* Exercise brief *
How many lines in these records hold the string "name"? State only that number.

++++ Recorded information

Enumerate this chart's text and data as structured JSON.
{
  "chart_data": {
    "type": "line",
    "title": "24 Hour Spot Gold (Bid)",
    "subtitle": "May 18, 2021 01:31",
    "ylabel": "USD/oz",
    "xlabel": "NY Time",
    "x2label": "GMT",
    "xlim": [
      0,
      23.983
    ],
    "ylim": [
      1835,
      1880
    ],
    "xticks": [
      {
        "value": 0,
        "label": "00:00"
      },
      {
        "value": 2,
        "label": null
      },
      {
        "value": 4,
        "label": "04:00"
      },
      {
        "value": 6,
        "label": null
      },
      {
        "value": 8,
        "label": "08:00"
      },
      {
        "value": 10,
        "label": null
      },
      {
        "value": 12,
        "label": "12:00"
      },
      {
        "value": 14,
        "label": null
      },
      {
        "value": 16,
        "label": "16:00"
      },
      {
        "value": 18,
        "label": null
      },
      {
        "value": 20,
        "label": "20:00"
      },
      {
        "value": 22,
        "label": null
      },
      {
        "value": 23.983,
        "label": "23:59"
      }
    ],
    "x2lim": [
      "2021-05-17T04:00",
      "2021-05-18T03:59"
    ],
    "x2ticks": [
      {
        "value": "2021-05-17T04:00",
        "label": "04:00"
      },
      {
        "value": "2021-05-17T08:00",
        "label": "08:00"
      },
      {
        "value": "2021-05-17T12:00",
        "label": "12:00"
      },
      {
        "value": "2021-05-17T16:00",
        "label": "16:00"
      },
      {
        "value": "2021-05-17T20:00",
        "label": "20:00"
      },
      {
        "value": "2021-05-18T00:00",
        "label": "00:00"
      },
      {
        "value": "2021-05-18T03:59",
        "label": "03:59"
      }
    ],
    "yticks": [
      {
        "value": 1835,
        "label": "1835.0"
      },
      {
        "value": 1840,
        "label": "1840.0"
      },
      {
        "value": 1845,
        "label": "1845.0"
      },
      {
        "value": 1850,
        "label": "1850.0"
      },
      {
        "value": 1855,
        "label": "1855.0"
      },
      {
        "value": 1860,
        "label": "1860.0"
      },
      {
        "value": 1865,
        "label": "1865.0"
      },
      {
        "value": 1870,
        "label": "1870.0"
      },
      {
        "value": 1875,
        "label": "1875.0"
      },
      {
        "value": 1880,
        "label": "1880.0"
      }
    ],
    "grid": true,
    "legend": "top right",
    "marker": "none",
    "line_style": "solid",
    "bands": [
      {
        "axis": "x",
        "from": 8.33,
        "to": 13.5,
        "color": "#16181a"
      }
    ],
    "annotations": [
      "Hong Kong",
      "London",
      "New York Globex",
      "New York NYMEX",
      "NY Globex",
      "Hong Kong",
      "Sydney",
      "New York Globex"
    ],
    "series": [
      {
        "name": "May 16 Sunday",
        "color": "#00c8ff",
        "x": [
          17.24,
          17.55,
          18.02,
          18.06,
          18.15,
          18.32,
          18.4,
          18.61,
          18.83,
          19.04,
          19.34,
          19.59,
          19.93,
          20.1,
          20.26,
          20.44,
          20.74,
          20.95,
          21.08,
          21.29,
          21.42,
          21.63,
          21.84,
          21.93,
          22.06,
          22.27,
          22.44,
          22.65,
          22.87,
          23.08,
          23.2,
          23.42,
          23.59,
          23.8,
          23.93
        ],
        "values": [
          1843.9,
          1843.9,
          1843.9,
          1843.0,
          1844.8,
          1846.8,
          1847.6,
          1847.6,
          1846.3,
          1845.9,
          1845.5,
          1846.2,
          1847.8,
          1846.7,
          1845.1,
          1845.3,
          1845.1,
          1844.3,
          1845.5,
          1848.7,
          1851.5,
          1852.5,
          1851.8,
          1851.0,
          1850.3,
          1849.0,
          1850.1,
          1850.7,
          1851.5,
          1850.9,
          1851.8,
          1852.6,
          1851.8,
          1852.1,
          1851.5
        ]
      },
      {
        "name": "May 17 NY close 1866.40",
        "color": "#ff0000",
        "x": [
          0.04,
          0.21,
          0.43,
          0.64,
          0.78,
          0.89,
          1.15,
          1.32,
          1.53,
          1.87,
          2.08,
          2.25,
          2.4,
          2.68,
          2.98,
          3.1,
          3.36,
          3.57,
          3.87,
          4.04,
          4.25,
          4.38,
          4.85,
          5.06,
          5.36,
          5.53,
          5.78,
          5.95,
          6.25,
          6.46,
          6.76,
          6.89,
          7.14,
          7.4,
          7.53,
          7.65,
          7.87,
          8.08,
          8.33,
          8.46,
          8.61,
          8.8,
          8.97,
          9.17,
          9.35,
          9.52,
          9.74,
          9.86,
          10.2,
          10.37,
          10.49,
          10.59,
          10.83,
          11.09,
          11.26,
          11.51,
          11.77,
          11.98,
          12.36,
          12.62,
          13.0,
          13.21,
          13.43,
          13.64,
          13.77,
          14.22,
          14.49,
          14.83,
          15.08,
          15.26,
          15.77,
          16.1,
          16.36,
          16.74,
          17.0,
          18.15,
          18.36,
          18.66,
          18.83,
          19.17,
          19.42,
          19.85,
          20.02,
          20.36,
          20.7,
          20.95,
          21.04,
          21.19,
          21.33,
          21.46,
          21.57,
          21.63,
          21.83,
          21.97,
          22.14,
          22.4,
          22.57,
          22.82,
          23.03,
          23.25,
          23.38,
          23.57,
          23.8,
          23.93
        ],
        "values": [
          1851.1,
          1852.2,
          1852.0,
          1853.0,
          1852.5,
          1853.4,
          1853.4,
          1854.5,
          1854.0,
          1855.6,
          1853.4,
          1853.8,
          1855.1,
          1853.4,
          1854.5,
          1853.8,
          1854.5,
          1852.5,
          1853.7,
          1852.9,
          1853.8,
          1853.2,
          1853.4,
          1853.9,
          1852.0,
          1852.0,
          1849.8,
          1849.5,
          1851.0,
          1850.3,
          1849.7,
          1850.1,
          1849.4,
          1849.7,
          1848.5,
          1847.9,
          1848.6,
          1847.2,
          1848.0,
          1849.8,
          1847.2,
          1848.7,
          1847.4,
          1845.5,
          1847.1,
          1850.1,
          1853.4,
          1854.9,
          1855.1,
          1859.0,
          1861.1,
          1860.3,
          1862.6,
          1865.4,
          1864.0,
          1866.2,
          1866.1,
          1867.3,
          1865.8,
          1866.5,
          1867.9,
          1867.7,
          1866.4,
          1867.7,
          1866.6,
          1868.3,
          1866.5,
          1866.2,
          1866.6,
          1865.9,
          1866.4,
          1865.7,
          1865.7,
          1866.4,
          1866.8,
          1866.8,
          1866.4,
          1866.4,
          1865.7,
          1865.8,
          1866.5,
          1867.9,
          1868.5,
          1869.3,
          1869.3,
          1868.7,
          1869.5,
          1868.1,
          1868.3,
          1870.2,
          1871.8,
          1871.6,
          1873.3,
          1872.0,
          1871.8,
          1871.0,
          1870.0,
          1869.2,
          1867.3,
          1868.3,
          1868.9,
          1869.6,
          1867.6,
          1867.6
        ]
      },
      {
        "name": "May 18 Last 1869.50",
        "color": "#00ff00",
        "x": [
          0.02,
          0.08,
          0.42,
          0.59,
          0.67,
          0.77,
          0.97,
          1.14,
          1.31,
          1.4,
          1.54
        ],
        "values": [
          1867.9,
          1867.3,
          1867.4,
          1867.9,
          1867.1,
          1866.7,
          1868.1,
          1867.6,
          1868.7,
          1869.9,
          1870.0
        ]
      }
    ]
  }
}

++++++++

* Problem solution *
3